Do this: In the entries below, find every line with "xlabel" and copy it.
## Begin
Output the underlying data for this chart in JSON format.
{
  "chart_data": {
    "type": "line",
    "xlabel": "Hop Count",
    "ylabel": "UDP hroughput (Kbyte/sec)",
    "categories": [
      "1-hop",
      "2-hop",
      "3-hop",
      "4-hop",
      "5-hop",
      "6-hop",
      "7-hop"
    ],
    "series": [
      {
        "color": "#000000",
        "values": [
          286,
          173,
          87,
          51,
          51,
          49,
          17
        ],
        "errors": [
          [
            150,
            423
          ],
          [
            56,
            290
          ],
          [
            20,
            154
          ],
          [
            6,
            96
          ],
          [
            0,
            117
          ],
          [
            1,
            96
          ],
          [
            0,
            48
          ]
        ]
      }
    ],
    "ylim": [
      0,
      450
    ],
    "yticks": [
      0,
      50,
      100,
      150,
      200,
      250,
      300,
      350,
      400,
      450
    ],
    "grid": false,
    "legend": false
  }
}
## End
## Begin
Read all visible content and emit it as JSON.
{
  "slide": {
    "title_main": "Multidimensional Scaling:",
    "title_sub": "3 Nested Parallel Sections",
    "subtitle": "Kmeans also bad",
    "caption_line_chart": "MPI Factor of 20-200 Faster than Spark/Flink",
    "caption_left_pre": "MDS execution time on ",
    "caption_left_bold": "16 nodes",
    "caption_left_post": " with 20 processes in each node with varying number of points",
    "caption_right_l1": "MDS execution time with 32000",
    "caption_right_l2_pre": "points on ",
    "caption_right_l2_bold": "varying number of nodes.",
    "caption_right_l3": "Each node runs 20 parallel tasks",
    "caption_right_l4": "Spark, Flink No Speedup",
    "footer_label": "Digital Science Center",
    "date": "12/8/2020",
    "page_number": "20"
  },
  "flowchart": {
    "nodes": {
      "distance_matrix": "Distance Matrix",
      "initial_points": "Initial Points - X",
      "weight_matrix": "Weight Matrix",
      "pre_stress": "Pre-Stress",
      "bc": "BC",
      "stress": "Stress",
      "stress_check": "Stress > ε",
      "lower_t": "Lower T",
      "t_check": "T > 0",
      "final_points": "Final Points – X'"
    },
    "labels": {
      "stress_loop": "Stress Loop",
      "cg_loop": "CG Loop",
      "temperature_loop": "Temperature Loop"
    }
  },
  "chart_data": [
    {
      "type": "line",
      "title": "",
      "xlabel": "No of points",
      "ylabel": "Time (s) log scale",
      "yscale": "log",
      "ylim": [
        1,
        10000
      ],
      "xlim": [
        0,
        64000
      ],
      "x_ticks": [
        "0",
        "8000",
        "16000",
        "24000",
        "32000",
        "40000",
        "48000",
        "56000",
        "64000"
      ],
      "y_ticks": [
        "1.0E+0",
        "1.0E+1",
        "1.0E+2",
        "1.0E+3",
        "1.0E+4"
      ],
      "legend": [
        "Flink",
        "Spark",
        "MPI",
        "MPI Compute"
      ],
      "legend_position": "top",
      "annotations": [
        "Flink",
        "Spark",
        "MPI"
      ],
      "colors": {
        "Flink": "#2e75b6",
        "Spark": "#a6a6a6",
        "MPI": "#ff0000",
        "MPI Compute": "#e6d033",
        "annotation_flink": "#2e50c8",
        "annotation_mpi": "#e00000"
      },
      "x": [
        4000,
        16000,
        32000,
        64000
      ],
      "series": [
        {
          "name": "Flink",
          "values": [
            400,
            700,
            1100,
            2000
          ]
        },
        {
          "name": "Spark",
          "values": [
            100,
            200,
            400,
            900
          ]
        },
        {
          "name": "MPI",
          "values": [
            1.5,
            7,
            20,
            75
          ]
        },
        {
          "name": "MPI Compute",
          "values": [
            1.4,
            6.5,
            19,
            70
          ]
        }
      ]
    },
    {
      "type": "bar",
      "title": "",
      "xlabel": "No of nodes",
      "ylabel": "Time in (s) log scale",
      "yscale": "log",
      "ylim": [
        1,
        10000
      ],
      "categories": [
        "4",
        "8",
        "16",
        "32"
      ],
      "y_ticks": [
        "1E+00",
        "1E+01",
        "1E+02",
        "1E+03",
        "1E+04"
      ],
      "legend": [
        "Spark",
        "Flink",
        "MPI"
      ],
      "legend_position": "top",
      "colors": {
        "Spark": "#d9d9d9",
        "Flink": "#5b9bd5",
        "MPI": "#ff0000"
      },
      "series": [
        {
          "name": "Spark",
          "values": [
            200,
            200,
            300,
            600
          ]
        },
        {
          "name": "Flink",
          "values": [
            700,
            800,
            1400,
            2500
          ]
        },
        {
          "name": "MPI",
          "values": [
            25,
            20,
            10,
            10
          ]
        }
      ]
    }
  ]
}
## End
## Begin
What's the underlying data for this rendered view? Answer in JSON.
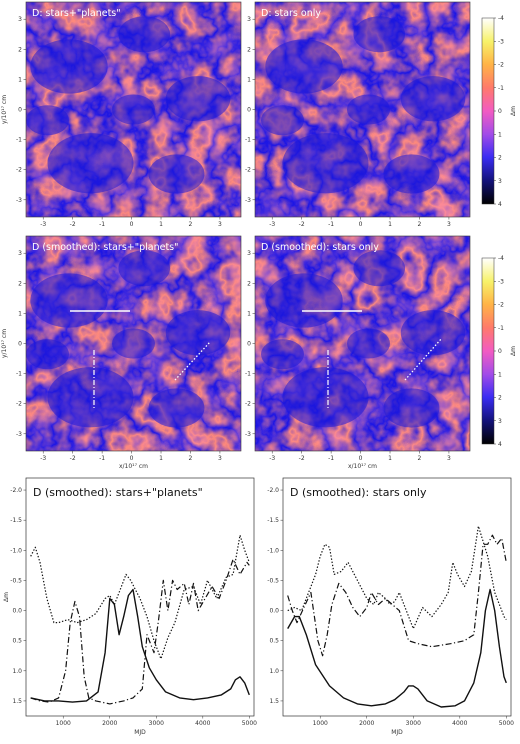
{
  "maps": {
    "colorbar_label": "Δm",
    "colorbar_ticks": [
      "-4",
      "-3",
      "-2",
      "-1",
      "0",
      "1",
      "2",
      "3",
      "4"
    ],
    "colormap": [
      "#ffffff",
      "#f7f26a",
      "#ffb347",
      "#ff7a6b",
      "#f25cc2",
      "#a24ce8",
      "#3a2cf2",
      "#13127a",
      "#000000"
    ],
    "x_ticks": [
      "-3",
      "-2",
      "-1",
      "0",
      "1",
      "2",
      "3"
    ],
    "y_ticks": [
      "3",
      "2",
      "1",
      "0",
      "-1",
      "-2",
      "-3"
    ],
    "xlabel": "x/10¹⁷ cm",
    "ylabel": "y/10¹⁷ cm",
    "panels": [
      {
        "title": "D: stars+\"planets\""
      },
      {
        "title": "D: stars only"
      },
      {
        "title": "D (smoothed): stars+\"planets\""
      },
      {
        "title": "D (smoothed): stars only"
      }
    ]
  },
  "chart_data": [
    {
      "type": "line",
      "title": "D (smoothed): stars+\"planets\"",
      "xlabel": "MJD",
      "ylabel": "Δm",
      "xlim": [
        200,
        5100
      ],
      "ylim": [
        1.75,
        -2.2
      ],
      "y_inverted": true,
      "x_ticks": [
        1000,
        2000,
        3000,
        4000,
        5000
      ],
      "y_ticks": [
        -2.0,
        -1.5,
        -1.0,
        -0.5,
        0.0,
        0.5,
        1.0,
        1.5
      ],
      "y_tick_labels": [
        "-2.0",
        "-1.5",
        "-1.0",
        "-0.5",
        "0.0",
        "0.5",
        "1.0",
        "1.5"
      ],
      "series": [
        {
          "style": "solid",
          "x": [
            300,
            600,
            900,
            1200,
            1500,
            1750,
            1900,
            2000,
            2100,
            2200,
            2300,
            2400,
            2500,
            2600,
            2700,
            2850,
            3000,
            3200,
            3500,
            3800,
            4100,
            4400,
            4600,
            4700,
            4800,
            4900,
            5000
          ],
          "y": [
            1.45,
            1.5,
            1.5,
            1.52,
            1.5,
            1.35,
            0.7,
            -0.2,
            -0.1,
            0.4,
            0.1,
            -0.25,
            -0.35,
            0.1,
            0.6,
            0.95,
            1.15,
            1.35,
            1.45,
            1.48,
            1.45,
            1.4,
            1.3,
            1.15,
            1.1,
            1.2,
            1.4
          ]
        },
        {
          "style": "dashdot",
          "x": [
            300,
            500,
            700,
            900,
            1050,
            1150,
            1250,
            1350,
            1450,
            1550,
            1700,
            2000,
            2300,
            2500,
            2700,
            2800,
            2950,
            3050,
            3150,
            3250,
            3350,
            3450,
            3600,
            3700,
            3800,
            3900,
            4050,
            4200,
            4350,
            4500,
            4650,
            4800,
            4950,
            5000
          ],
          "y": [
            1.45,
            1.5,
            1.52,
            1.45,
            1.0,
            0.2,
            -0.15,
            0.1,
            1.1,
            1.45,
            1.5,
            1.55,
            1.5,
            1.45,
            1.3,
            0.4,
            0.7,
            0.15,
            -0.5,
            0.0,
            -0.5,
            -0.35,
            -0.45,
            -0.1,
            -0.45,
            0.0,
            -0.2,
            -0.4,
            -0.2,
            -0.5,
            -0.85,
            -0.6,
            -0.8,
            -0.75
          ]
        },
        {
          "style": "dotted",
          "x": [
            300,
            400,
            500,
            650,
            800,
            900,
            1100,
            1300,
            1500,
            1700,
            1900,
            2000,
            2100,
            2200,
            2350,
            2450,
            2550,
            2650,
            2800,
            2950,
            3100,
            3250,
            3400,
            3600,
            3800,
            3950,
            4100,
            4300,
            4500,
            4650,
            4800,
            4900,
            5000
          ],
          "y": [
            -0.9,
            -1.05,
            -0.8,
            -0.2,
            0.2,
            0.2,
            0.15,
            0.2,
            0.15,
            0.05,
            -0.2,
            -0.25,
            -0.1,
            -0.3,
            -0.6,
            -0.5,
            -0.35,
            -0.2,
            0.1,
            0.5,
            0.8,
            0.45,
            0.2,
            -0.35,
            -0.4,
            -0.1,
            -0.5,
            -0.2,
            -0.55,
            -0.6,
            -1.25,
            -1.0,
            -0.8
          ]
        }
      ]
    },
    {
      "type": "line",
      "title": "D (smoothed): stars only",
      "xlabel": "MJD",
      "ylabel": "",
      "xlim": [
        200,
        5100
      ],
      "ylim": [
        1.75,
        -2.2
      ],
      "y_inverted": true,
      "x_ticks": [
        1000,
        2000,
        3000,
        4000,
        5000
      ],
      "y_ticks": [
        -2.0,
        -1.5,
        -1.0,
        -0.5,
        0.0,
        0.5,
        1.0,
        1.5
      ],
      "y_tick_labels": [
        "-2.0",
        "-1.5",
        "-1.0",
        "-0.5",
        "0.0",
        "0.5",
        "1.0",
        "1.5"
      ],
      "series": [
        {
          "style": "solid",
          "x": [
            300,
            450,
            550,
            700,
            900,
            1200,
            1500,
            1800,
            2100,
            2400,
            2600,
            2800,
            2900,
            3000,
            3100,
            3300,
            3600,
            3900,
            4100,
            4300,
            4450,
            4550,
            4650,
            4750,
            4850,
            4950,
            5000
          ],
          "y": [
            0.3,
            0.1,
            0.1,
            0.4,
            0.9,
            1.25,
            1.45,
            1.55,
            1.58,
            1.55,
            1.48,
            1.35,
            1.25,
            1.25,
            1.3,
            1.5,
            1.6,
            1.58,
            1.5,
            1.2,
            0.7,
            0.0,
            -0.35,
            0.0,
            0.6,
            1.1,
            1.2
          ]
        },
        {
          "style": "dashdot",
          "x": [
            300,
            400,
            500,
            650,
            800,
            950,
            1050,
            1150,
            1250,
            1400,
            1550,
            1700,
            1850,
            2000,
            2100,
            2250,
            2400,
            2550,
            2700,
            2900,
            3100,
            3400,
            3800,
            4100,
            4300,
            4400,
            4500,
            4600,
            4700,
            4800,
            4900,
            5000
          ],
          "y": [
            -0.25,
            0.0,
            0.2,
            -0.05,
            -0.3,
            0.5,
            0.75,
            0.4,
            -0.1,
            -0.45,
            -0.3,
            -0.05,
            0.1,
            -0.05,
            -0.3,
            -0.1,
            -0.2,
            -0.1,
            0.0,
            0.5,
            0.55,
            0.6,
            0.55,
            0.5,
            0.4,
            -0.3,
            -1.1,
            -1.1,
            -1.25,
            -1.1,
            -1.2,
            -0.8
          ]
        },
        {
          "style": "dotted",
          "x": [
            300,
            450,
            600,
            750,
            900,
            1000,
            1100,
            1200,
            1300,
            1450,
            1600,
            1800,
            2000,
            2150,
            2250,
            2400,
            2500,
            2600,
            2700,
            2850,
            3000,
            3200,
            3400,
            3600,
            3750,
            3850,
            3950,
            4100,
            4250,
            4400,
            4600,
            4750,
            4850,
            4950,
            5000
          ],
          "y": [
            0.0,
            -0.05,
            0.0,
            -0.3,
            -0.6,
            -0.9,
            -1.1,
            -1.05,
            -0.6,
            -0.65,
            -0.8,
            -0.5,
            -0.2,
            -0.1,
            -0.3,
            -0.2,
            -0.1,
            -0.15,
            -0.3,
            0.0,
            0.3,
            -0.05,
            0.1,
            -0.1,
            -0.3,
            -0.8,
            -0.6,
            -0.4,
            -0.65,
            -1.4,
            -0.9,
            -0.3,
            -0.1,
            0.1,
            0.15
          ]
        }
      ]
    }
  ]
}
## End
Correct answer:
    "xlabel": "Hop Count",
      "xlabel": "No of points",
      "xlabel": "No of nodes",
    "xlabel": "x/10¹⁷ cm",
      "xlabel": "MJD",
      "xlabel": "MJD",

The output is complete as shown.